Without the pictures, can you quote each line below exactly?

┌──

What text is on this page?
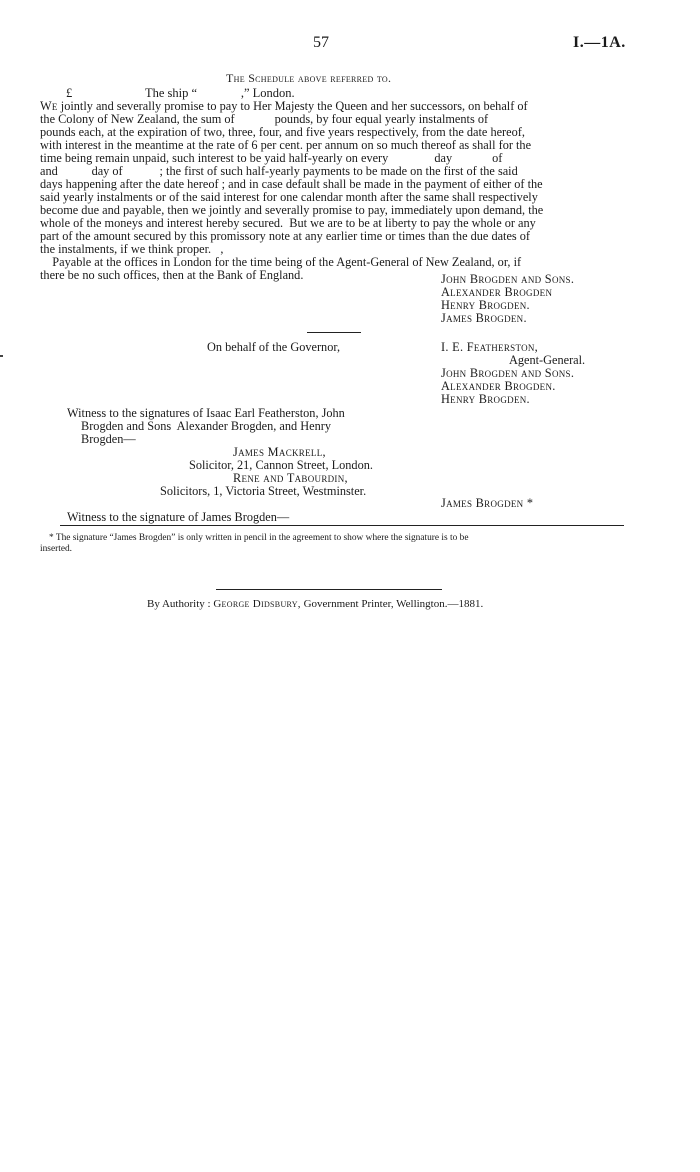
57	I.—1A.
The Schedule above referred to.
£	The ship “              ,” London.
We jointly and severally promise to pay to Her Majesty the Queen and her successors, on behalf of
the Colony of New Zealand, the sum of             pounds, by four equal yearly instalments of
pounds each, at the expiration of two, three, four, and five years respectively, from the date hereof,
with interest in the meantime at the rate of 6 per cent. per annum on so much thereof as shall for the
time being remain unpaid, such interest to be yaid half-yearly on every               day             of
and           day of            ; the first of such half-yearly payments to be made on the first of the said
days happening after the date hereof ; and in case default shall be made in the payment of either of the
said yearly instalments or of the said interest for one calendar month after the same shall respectively
become due and payable, then we jointly and severally promise to pay, immediately upon demand, the
whole of the moneys and interest hereby secured.  But we are to be at liberty to pay the whole or any
part of the amount secured by this promissory note at any earlier time or times than the due dates of
the instalments, if we think proper.   ,
Payable at the offices in London for the time being of the Agent-General of New Zealand, or, if
there be no such offices, then at the Bank of England.	John Brogden and Sons.
Alexander Brogden
Henry Brogden.
James Brogden.
On behalf of the Governor,	I. E. Featherston,
Agent-General.
John Brogden and Sons.
Alexander Brogden.
Henry Brogden.
Witness to the signatures of Isaac Earl Featherston, John
Brogden and Sons  Alexander Brogden, and Henry
Brogden—
James Mackrell,
Solicitor, 21, Cannon Street, London.
Rene and Tabourdin,
Solicitors, 1, Victoria Street, Westminster.
James Brogden *
Witness to the signature of James Brogden—
* The signature “James Brogden” is only written in pencil in the agreement to show where the signature is to be
inserted.
By Authority : George Didsbury, Government Printer, Wellington.—1881.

└──

__Exercise result__
What text is on this page?
57	I.—1A.
The Schedule above referred to.
£	The ship “              ,” London.
We jointly and severally promise to pay to Her Majesty the Queen and her successors, on behalf of
the Colony of New Zealand, the sum of             pounds, by four equal yearly instalments of
pounds each, at the expiration of two, three, four, and five years respectively, from the date hereof,
with interest in the meantime at the rate of 6 per cent. per annum on so much thereof as shall for the
time being remain unpaid, such interest to be yaid half-yearly on every               day             of
and           day of            ; the first of such half-yearly payments to be made on the first of the said
days happening after the date hereof ; and in case default shall be made in the payment of either of the
said yearly instalments or of the said interest for one calendar month after the same shall respectively
become due and payable, then we jointly and severally promise to pay, immediately upon demand, the
whole of the moneys and interest hereby secured.  But we are to be at liberty to pay the whole or any
part of the amount secured by this promissory note at any earlier time or times than the due dates of
the instalments, if we think proper.   ,
Payable at the offices in London for the time being of the Agent-General of New Zealand, or, if
there be no such offices, then at the Bank of England.	John Brogden and Sons.
Alexander Brogden
Henry Brogden.
James Brogden.
On behalf of the Governor,	I. E. Featherston,
Agent-General.
John Brogden and Sons.
Alexander Brogden.
Henry Brogden.
Witness to the signatures of Isaac Earl Featherston, John
Brogden and Sons  Alexander Brogden, and Henry
Brogden—
James Mackrell,
Solicitor, 21, Cannon Street, London.
Rene and Tabourdin,
Solicitors, 1, Victoria Street, Westminster.
James Brogden *
Witness to the signature of James Brogden—
* The signature “James Brogden” is only written in pencil in the agreement to show where the signature is to be
inserted.
By Authority : George Didsbury, Government Printer, Wellington.—1881.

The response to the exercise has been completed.